_Work to be completed_
Read the records below. Copy each line where the string "values" occurs.

_Records to process_
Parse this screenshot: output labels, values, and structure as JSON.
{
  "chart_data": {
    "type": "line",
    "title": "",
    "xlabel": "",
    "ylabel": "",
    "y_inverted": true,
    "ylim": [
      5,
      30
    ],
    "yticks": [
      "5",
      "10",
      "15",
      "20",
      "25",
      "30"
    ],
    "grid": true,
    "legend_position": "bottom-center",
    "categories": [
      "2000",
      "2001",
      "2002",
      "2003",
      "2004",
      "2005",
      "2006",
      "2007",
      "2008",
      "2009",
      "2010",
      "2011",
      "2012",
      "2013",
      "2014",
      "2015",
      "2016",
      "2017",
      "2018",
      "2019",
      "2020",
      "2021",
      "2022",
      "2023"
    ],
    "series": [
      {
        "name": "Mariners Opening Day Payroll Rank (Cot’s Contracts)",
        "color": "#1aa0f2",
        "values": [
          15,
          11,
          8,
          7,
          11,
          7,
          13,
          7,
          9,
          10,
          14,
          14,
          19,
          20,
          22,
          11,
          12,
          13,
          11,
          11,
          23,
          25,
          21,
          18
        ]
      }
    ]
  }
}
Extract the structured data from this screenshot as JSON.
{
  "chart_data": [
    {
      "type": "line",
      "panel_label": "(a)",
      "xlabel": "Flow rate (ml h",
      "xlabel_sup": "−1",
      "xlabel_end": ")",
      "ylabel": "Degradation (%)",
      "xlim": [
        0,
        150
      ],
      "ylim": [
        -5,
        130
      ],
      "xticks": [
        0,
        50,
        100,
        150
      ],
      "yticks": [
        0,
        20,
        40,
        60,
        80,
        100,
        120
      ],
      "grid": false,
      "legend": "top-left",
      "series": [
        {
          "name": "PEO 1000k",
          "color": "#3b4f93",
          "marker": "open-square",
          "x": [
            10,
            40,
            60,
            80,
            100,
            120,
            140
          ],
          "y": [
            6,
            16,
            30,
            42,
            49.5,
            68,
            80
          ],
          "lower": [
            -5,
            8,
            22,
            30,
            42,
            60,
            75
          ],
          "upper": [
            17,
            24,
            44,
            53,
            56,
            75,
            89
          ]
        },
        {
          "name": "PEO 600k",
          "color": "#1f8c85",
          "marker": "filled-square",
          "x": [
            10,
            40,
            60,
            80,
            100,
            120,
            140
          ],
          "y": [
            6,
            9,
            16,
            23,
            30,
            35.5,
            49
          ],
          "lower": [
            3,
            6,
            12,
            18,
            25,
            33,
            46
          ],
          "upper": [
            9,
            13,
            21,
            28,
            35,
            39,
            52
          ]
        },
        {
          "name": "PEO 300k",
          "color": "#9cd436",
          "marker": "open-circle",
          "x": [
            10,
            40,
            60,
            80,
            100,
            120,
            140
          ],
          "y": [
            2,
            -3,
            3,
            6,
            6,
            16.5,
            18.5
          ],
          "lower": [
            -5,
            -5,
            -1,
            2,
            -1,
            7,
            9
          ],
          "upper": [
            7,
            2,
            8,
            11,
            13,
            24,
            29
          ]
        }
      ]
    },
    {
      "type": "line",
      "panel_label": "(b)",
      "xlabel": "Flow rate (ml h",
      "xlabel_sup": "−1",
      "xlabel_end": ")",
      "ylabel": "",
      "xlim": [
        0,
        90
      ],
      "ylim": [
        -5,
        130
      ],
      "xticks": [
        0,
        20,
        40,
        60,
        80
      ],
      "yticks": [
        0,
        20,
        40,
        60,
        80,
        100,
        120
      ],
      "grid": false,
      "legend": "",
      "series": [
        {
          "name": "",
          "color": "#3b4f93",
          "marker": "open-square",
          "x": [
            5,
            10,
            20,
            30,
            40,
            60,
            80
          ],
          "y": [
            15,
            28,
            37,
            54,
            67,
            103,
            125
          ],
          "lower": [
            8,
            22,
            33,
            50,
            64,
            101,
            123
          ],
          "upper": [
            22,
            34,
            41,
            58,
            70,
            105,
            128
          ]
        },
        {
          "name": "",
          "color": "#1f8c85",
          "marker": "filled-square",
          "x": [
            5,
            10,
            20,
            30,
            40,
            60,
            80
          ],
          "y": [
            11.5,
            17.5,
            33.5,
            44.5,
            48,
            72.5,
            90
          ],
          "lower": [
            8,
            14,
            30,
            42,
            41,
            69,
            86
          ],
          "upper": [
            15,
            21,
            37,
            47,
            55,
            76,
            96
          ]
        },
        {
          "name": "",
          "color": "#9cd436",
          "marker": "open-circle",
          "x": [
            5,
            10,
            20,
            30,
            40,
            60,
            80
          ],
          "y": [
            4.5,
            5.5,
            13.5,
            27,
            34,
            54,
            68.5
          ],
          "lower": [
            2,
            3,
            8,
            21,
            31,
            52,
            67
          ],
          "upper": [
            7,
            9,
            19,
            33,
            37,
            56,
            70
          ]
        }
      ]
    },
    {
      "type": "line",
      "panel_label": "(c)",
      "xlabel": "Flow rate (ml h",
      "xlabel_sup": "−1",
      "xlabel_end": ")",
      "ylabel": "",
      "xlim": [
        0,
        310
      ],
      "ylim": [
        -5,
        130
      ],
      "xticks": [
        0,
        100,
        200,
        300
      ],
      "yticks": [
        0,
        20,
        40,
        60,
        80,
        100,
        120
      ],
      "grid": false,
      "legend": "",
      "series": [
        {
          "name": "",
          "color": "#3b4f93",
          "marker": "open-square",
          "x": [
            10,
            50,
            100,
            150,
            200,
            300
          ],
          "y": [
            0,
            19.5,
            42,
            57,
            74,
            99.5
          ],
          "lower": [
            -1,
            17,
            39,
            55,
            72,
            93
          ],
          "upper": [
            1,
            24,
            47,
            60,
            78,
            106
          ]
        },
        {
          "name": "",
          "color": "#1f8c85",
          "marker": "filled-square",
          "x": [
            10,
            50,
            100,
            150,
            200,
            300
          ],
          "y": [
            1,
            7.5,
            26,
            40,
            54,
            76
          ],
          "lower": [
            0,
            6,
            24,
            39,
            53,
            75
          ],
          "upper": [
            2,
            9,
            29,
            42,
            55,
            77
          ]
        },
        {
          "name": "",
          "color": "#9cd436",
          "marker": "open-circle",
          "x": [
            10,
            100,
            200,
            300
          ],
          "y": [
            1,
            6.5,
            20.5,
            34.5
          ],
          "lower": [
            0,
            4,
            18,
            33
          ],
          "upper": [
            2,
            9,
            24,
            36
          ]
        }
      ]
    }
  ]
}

_Correct answer_
Parse this screenshot: output labels, values, and structure as JSON.
        "values": [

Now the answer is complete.